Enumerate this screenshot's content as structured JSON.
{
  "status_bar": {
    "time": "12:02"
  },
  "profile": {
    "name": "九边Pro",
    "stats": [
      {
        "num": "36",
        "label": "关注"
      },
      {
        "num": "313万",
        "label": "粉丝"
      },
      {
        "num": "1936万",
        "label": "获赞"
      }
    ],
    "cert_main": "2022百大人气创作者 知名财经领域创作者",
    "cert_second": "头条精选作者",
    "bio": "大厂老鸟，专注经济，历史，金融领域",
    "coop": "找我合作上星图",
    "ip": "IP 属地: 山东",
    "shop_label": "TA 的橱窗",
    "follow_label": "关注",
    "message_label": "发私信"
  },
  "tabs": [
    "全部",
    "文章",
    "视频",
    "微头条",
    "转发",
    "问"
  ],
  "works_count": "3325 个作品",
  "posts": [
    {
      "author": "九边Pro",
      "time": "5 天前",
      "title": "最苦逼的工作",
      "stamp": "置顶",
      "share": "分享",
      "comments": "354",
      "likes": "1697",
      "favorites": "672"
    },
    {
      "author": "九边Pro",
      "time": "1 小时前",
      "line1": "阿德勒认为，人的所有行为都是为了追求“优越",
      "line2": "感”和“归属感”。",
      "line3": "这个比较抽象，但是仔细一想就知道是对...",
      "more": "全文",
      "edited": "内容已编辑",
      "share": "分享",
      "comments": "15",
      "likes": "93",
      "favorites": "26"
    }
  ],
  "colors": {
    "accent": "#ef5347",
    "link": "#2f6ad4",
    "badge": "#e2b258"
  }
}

*****

» **Exercise details**
Retype the listing. Match it exactly.

» **Response to the task**
Enumerate this screenshot's content as structured JSON.
{
  "status_bar": {
    "time": "12:02"
  },
  "profile": {
    "name": "九边Pro",
    "stats": [
      {
        "num": "36",
        "label": "关注"
      },
      {
        "num": "313万",
        "label": "粉丝"
      },
      {
        "num": "1936万",
        "label": "获赞"
      }
    ],
    "cert_main": "2022百大人气创作者 知名财经领域创作者",
    "cert_second": "头条精选作者",
    "bio": "大厂老鸟，专注经济，历史，金融领域",
    "coop": "找我合作上星图",
    "ip": "IP 属地: 山东",
    "shop_label": "TA 的橱窗",
    "follow_label": "关注",
    "message_label": "发私信"
  },
  "tabs": [
    "全部",
    "文章",
    "视频",
    "微头条",
    "转发",
    "问"
  ],
  "works_count": "3325 个作品",
  "posts": [
    {
      "author": "九边Pro",
      "time": "5 天前",
      "title": "最苦逼的工作",
      "stamp": "置顶",
      "share": "分享",
      "comments": "354",
      "likes": "1697",
      "favorites": "672"
    },
    {
      "author": "九边Pro",
      "time": "1 小时前",
      "line1": "阿德勒认为，人的所有行为都是为了追求“优越",
      "line2": "感”和“归属感”。",
      "line3": "这个比较抽象，但是仔细一想就知道是对...",
      "more": "全文",
      "edited": "内容已编辑",
      "share": "分享",
      "comments": "15",
      "likes": "93",
      "favorites": "26"
    }
  ],
  "colors": {
    "accent": "#ef5347",
    "link": "#2f6ad4",
    "badge": "#e2b258"
  }
}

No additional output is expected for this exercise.